» **Objective**
Make an exact copy of the records, dropping all pictures.

» **Material provided**

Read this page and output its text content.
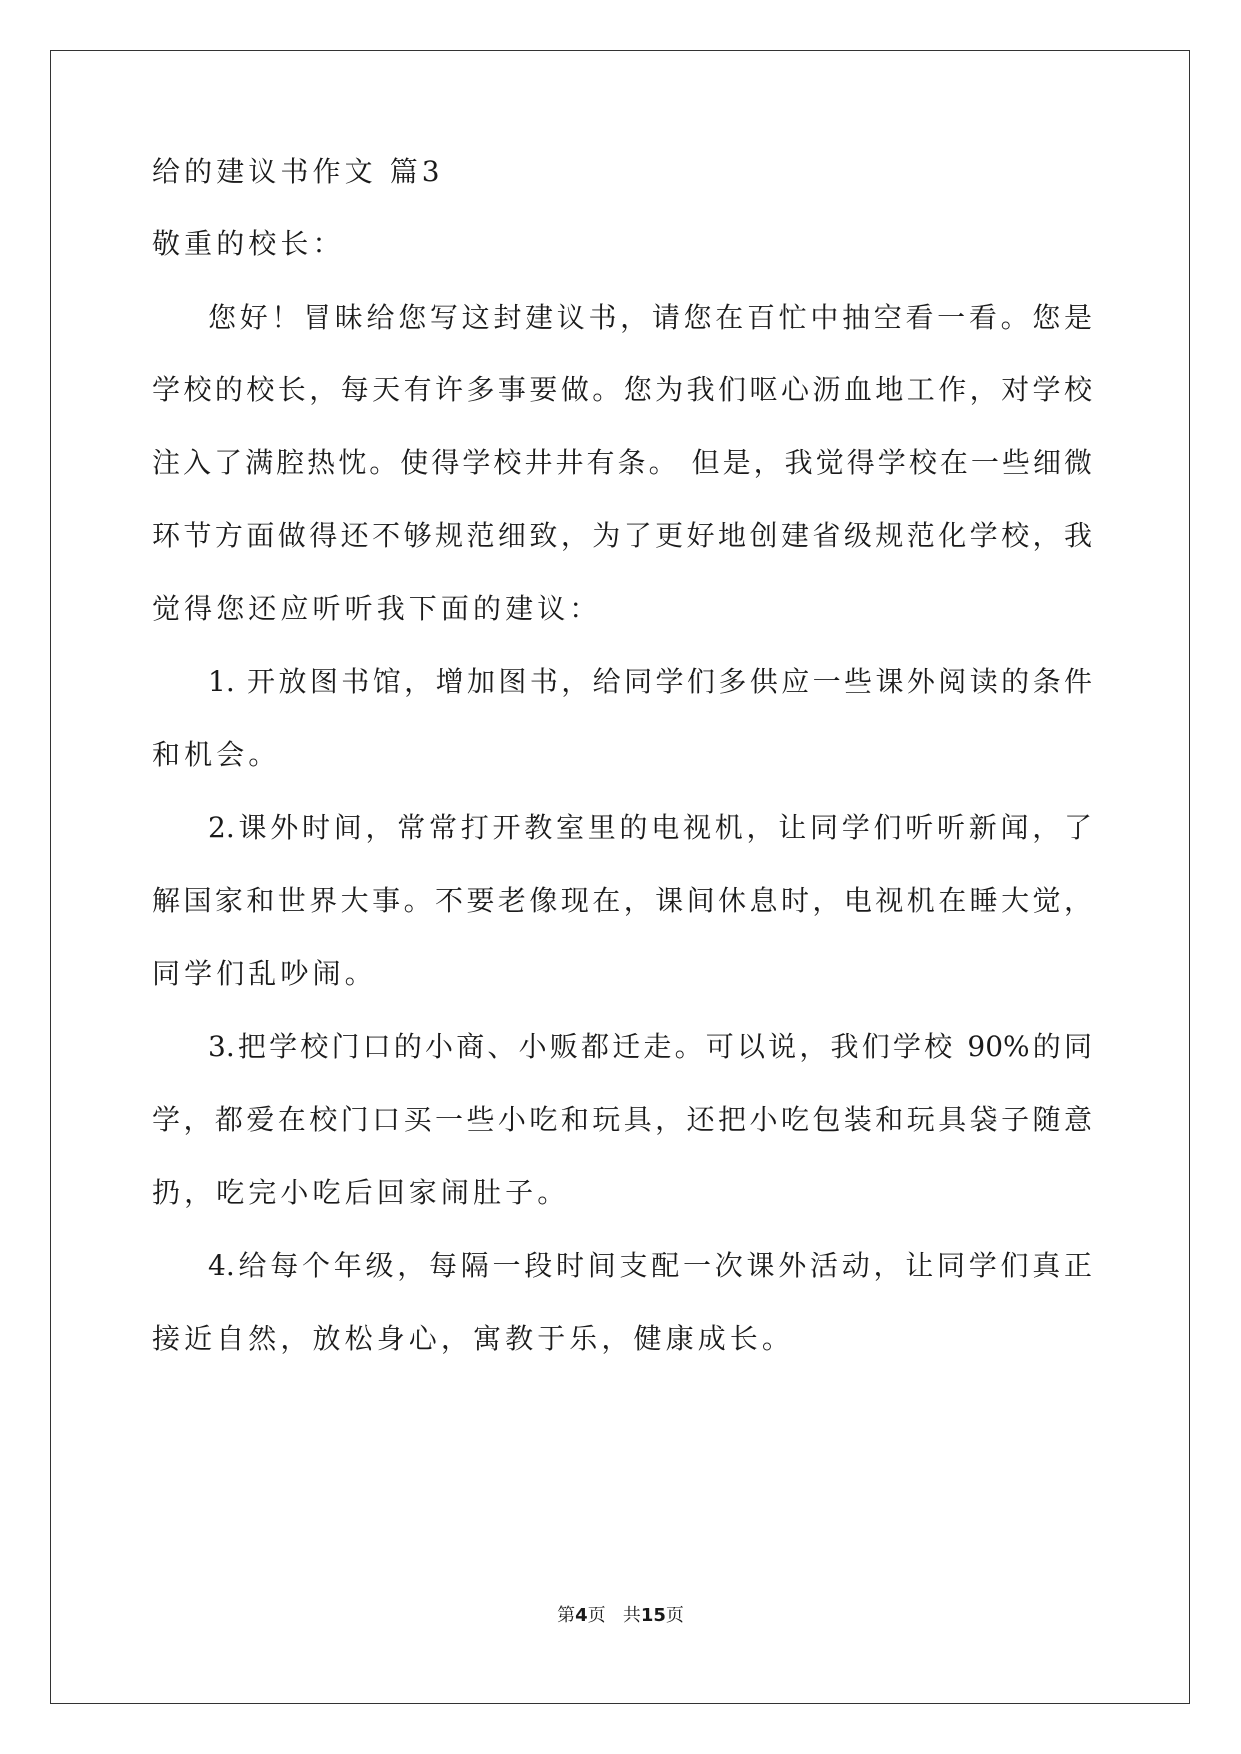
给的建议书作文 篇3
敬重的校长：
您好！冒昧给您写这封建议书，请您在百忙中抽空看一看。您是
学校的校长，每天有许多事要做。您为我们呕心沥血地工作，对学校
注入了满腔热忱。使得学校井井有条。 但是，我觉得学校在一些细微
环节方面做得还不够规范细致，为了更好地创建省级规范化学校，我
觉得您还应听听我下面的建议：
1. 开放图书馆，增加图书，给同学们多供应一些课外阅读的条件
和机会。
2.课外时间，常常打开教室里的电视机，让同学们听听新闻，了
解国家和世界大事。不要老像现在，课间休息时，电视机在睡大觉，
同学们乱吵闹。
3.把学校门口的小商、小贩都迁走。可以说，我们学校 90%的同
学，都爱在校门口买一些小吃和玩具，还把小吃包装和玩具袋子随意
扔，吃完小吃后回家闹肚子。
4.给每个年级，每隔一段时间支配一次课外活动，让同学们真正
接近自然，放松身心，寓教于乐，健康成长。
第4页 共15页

» **Solution to this task**
Read this page and output its text content.
给的建议书作文 篇3
敬重的校长：
您好！冒昧给您写这封建议书，请您在百忙中抽空看一看。您是
学校的校长，每天有许多事要做。您为我们呕心沥血地工作，对学校
注入了满腔热忱。使得学校井井有条。 但是，我觉得学校在一些细微
环节方面做得还不够规范细致，为了更好地创建省级规范化学校，我
觉得您还应听听我下面的建议：
1. 开放图书馆，增加图书，给同学们多供应一些课外阅读的条件
和机会。
2.课外时间，常常打开教室里的电视机，让同学们听听新闻，了
解国家和世界大事。不要老像现在，课间休息时，电视机在睡大觉，
同学们乱吵闹。
3.把学校门口的小商、小贩都迁走。可以说，我们学校 90%的同
学，都爱在校门口买一些小吃和玩具，还把小吃包装和玩具袋子随意
扔，吃完小吃后回家闹肚子。
4.给每个年级，每隔一段时间支配一次课外活动，让同学们真正
接近自然，放松身心，寓教于乐，健康成长。
第4页 共15页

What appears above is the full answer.